Hundreds of years ago, in an effort to streamline check-in at hotels and inns, managers developed a system called a “line.” And that’s about as good as it gets.
Early last year I had cause to observe check-in processes at several Las Vegas properties: Venetian, Palazzo, Imperial Palace, Flamingo, Bally’s and Harrah’s. Regardless of amenities and opulence (or lack thereof), all had a common thread at the reservations desk: you stand in line. You wait your turn. The end.
It didn’t matter if it was the posh Palazzo or budgeteers’ favorite Imperial Palace, you have to wait in what can be a long line until it’s your turn to check in.
During my 31 days of living on the Strip last year, I had plenty of time to ponder while waiting to check into my hotel room. Surely there’s got to be a better, faster, more efficient way to do this, isn’t there? After all, you can print boarding passes to get on a plane these days. Shouldn’t I be able to get into my room quicker?

┄┄┄┄┄┄

- _Instructions_
A. Reproduce the part of the hotel check-in piece from "It didn’t matter" up to and including "to check in.".
B. Using the hotel check-in piece, decide whether each statement agrees with it, answering yes or no and quoting the words that settle it: (i) The writer watched check-in at six Las Vegas properties, the Flamingo among them. (ii) The writer spent 30 days living on the Strip last year. (iii) At the Palazzo, guests could check in without the line that Imperial Palace guests faced.

┄┄┄┄┄┄

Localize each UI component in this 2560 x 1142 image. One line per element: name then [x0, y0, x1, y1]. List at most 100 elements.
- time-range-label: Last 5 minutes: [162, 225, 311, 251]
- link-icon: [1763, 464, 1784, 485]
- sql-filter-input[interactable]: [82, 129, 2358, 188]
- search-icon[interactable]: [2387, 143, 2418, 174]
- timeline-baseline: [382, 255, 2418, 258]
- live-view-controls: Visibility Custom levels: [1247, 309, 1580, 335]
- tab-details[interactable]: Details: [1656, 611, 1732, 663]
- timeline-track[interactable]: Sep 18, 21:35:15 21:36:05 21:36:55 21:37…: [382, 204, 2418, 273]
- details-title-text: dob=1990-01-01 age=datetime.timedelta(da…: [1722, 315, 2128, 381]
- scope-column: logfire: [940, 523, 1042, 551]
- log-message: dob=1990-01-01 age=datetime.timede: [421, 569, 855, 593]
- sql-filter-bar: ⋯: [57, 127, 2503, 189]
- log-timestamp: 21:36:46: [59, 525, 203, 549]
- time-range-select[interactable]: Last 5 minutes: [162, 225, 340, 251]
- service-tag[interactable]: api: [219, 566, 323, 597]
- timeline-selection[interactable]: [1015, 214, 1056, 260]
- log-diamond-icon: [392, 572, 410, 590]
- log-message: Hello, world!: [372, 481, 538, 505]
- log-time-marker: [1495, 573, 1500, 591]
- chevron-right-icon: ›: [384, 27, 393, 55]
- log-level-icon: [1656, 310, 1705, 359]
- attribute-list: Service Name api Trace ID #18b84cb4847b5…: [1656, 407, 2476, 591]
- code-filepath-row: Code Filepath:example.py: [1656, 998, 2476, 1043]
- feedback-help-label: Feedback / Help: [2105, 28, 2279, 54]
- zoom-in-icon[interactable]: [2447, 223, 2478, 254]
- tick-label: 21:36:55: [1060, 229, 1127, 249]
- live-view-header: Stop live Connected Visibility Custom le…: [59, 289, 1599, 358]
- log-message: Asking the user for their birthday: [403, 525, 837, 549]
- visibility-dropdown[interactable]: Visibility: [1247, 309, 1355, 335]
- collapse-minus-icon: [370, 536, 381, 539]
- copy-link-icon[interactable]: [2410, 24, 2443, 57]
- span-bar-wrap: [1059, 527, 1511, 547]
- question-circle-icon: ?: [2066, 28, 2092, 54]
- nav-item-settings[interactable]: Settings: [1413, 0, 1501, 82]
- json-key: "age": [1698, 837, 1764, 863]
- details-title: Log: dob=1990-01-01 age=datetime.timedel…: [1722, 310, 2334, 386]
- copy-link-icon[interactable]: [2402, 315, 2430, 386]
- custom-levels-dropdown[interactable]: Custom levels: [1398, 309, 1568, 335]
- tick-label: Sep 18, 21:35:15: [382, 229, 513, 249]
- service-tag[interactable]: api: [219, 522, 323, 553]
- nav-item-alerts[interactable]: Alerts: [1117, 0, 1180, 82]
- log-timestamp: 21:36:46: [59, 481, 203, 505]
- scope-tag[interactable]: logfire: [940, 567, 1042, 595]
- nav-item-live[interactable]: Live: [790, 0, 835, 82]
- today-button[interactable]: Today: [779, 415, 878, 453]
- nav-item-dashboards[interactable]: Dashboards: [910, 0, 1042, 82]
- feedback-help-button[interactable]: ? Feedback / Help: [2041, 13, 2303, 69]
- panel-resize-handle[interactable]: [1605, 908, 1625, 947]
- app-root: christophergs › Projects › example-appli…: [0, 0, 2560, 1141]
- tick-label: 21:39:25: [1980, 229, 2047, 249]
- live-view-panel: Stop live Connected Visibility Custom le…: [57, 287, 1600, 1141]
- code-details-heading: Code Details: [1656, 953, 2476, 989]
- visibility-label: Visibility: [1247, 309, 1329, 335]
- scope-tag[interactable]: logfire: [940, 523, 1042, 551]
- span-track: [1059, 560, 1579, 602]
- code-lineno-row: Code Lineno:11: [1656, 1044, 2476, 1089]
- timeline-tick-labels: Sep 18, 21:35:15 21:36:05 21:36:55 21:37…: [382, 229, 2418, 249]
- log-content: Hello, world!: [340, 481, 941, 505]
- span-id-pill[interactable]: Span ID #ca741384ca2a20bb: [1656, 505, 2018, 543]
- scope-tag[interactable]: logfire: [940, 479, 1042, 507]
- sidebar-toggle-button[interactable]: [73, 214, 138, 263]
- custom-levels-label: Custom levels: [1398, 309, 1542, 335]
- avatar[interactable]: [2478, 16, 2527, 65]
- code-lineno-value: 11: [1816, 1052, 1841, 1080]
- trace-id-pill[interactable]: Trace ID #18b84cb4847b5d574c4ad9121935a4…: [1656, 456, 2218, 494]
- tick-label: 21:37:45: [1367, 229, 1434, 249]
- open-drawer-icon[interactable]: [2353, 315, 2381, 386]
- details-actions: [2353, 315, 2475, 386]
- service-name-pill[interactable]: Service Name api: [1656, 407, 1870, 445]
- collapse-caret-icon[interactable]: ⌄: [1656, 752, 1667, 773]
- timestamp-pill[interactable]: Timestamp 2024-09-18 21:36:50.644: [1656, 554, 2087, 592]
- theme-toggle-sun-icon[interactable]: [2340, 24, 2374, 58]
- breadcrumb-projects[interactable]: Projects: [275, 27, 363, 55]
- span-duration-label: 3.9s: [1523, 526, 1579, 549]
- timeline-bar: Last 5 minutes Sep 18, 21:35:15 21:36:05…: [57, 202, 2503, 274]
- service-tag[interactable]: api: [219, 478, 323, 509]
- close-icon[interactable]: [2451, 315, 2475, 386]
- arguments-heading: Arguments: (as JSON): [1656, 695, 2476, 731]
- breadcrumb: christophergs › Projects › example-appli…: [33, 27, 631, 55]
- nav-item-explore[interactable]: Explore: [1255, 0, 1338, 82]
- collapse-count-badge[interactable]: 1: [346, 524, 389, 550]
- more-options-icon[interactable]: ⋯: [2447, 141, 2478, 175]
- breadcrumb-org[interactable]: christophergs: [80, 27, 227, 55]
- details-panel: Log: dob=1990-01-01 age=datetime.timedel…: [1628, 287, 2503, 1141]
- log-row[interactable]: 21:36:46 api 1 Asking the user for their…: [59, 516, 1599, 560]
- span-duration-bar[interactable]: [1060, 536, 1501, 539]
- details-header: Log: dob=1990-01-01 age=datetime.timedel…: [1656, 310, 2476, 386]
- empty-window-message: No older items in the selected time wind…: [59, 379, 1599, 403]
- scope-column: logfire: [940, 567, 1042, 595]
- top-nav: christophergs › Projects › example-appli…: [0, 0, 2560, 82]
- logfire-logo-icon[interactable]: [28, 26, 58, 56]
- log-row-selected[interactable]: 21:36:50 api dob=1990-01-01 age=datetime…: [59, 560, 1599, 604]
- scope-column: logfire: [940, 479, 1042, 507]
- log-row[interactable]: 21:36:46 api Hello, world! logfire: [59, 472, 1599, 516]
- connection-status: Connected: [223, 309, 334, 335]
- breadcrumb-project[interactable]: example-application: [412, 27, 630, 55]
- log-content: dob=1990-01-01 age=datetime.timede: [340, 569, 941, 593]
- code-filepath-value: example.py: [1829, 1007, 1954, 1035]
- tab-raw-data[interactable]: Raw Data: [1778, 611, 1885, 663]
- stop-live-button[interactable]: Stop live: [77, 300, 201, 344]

┄┄┄┄┄┄

- _Task answers_
A.
It didn’t matter if it was the posh Palazzo or budgeteers’ favorite Imperial Palace, you have to wait in what can be a long line until it’s your turn to check in.

B.
(i) Yes: "Venetian, Palazzo, Imperial Palace, Flamingo, Bally’s and Harrah’s."
(ii) No: "During my 31 days of living on the Strip last year"
(iii) No: "It didn’t matter if it was the posh Palazzo or budgeteers’ favorite Imperial Palace, you have to wait in what can be a long line until it’s your turn to check in."